WHAT THE TASK REQUIRES
Each record below should be repeated precisely as written.

RECORDS FOR THE EXERCISE

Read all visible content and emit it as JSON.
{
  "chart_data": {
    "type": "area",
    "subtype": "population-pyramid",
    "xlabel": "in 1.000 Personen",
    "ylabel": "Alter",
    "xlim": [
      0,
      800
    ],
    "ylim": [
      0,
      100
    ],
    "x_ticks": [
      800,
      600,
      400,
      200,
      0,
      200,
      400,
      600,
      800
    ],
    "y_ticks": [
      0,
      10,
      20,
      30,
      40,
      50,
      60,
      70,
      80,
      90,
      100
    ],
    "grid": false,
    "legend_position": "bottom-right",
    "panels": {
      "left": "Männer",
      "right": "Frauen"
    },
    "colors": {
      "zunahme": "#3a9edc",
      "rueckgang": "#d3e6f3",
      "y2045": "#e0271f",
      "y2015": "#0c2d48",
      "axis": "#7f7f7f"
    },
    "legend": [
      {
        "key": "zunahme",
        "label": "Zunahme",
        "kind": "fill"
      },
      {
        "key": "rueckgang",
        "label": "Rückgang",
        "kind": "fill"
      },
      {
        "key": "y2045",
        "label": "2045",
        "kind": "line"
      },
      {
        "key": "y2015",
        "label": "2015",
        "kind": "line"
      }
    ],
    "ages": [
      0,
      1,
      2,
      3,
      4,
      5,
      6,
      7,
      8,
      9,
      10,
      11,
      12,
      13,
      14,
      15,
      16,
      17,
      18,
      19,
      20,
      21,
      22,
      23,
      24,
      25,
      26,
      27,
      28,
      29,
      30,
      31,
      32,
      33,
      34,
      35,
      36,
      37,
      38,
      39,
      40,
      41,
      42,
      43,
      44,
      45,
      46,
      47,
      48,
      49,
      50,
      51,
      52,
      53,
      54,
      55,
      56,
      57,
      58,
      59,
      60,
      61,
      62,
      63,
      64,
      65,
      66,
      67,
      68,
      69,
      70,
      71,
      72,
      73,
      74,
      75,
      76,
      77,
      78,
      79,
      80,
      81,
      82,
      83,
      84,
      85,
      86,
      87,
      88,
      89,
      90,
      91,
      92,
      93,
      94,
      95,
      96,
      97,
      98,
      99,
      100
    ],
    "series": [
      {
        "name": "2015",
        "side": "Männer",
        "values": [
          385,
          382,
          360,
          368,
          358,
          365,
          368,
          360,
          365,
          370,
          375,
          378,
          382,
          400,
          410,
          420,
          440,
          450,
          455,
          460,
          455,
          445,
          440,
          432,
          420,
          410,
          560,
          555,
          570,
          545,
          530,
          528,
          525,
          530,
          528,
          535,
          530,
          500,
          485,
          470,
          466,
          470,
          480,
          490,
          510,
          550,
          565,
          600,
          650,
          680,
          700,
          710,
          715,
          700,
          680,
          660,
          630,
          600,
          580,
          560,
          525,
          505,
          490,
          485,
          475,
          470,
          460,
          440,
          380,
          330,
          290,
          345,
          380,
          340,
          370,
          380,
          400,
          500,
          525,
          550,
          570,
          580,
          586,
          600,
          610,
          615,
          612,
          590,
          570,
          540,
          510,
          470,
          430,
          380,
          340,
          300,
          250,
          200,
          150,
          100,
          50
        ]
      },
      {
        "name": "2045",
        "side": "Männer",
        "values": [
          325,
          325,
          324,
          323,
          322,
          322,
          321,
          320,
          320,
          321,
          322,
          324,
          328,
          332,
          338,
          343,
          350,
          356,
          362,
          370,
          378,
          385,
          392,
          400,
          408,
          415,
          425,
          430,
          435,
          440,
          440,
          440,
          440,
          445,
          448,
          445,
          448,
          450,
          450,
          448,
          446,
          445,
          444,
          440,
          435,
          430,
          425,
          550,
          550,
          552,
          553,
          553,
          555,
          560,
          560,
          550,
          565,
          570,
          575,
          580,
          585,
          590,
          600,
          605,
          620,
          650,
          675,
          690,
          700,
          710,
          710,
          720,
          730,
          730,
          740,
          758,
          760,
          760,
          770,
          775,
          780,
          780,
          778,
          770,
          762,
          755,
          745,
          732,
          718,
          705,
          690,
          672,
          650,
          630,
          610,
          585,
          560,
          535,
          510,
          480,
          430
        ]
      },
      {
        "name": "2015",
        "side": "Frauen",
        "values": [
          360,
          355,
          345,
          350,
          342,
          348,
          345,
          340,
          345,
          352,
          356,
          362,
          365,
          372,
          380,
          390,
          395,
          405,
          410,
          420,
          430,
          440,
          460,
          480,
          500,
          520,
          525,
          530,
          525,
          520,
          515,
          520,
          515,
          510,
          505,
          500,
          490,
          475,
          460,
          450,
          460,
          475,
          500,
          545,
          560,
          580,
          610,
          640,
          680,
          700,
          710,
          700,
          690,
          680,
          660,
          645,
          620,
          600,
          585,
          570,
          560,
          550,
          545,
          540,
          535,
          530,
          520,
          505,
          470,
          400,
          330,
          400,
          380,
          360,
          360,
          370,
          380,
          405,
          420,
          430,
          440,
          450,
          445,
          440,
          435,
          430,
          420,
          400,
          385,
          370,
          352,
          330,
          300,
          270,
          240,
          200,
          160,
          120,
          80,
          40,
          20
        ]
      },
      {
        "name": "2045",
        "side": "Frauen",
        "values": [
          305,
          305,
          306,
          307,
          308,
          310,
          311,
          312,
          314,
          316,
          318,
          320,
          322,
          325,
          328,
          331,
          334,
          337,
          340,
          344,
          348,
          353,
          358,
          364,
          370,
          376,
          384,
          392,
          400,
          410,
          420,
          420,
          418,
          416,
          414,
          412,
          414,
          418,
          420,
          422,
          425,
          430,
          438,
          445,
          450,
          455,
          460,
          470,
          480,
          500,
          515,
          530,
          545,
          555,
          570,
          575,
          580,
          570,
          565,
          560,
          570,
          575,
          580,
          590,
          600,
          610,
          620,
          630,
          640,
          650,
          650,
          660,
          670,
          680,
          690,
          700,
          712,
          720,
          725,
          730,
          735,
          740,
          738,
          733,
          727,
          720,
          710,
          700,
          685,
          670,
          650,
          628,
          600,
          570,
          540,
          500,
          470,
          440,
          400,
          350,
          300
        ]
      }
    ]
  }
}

WORKED ANSWER
Read all visible content and emit it as JSON.
{
  "chart_data": {
    "type": "area",
    "subtype": "population-pyramid",
    "xlabel": "in 1.000 Personen",
    "ylabel": "Alter",
    "xlim": [
      0,
      800
    ],
    "ylim": [
      0,
      100
    ],
    "x_ticks": [
      800,
      600,
      400,
      200,
      0,
      200,
      400,
      600,
      800
    ],
    "y_ticks": [
      0,
      10,
      20,
      30,
      40,
      50,
      60,
      70,
      80,
      90,
      100
    ],
    "grid": false,
    "legend_position": "bottom-right",
    "panels": {
      "left": "Männer",
      "right": "Frauen"
    },
    "colors": {
      "zunahme": "#3a9edc",
      "rueckgang": "#d3e6f3",
      "y2045": "#e0271f",
      "y2015": "#0c2d48",
      "axis": "#7f7f7f"
    },
    "legend": [
      {
        "key": "zunahme",
        "label": "Zunahme",
        "kind": "fill"
      },
      {
        "key": "rueckgang",
        "label": "Rückgang",
        "kind": "fill"
      },
      {
        "key": "y2045",
        "label": "2045",
        "kind": "line"
      },
      {
        "key": "y2015",
        "label": "2015",
        "kind": "line"
      }
    ],
    "ages": [
      0,
      1,
      2,
      3,
      4,
      5,
      6,
      7,
      8,
      9,
      10,
      11,
      12,
      13,
      14,
      15,
      16,
      17,
      18,
      19,
      20,
      21,
      22,
      23,
      24,
      25,
      26,
      27,
      28,
      29,
      30,
      31,
      32,
      33,
      34,
      35,
      36,
      37,
      38,
      39,
      40,
      41,
      42,
      43,
      44,
      45,
      46,
      47,
      48,
      49,
      50,
      51,
      52,
      53,
      54,
      55,
      56,
      57,
      58,
      59,
      60,
      61,
      62,
      63,
      64,
      65,
      66,
      67,
      68,
      69,
      70,
      71,
      72,
      73,
      74,
      75,
      76,
      77,
      78,
      79,
      80,
      81,
      82,
      83,
      84,
      85,
      86,
      87,
      88,
      89,
      90,
      91,
      92,
      93,
      94,
      95,
      96,
      97,
      98,
      99,
      100
    ],
    "series": [
      {
        "name": "2015",
        "side": "Männer",
        "values": [
          385,
          382,
          360,
          368,
          358,
          365,
          368,
          360,
          365,
          370,
          375,
          378,
          382,
          400,
          410,
          420,
          440,
          450,
          455,
          460,
          455,
          445,
          440,
          432,
          420,
          410,
          560,
          555,
          570,
          545,
          530,
          528,
          525,
          530,
          528,
          535,
          530,
          500,
          485,
          470,
          466,
          470,
          480,
          490,
          510,
          550,
          565,
          600,
          650,
          680,
          700,
          710,
          715,
          700,
          680,
          660,
          630,
          600,
          580,
          560,
          525,
          505,
          490,
          485,
          475,
          470,
          460,
          440,
          380,
          330,
          290,
          345,
          380,
          340,
          370,
          380,
          400,
          500,
          525,
          550,
          570,
          580,
          586,
          600,
          610,
          615,
          612,
          590,
          570,
          540,
          510,
          470,
          430,
          380,
          340,
          300,
          250,
          200,
          150,
          100,
          50
        ]
      },
      {
        "name": "2045",
        "side": "Männer",
        "values": [
          325,
          325,
          324,
          323,
          322,
          322,
          321,
          320,
          320,
          321,
          322,
          324,
          328,
          332,
          338,
          343,
          350,
          356,
          362,
          370,
          378,
          385,
          392,
          400,
          408,
          415,
          425,
          430,
          435,
          440,
          440,
          440,
          440,
          445,
          448,
          445,
          448,
          450,
          450,
          448,
          446,
          445,
          444,
          440,
          435,
          430,
          425,
          550,
          550,
          552,
          553,
          553,
          555,
          560,
          560,
          550,
          565,
          570,
          575,
          580,
          585,
          590,
          600,
          605,
          620,
          650,
          675,
          690,
          700,
          710,
          710,
          720,
          730,
          730,
          740,
          758,
          760,
          760,
          770,
          775,
          780,
          780,
          778,
          770,
          762,
          755,
          745,
          732,
          718,
          705,
          690,
          672,
          650,
          630,
          610,
          585,
          560,
          535,
          510,
          480,
          430
        ]
      },
      {
        "name": "2015",
        "side": "Frauen",
        "values": [
          360,
          355,
          345,
          350,
          342,
          348,
          345,
          340,
          345,
          352,
          356,
          362,
          365,
          372,
          380,
          390,
          395,
          405,
          410,
          420,
          430,
          440,
          460,
          480,
          500,
          520,
          525,
          530,
          525,
          520,
          515,
          520,
          515,
          510,
          505,
          500,
          490,
          475,
          460,
          450,
          460,
          475,
          500,
          545,
          560,
          580,
          610,
          640,
          680,
          700,
          710,
          700,
          690,
          680,
          660,
          645,
          620,
          600,
          585,
          570,
          560,
          550,
          545,
          540,
          535,
          530,
          520,
          505,
          470,
          400,
          330,
          400,
          380,
          360,
          360,
          370,
          380,
          405,
          420,
          430,
          440,
          450,
          445,
          440,
          435,
          430,
          420,
          400,
          385,
          370,
          352,
          330,
          300,
          270,
          240,
          200,
          160,
          120,
          80,
          40,
          20
        ]
      },
      {
        "name": "2045",
        "side": "Frauen",
        "values": [
          305,
          305,
          306,
          307,
          308,
          310,
          311,
          312,
          314,
          316,
          318,
          320,
          322,
          325,
          328,
          331,
          334,
          337,
          340,
          344,
          348,
          353,
          358,
          364,
          370,
          376,
          384,
          392,
          400,
          410,
          420,
          420,
          418,
          416,
          414,
          412,
          414,
          418,
          420,
          422,
          425,
          430,
          438,
          445,
          450,
          455,
          460,
          470,
          480,
          500,
          515,
          530,
          545,
          555,
          570,
          575,
          580,
          570,
          565,
          560,
          570,
          575,
          580,
          590,
          600,
          610,
          620,
          630,
          640,
          650,
          650,
          660,
          670,
          680,
          690,
          700,
          712,
          720,
          725,
          730,
          735,
          740,
          738,
          733,
          727,
          720,
          710,
          700,
          685,
          670,
          650,
          628,
          600,
          570,
          540,
          500,
          470,
          440,
          400,
          350,
          300
        ]
      }
    ]
  }
}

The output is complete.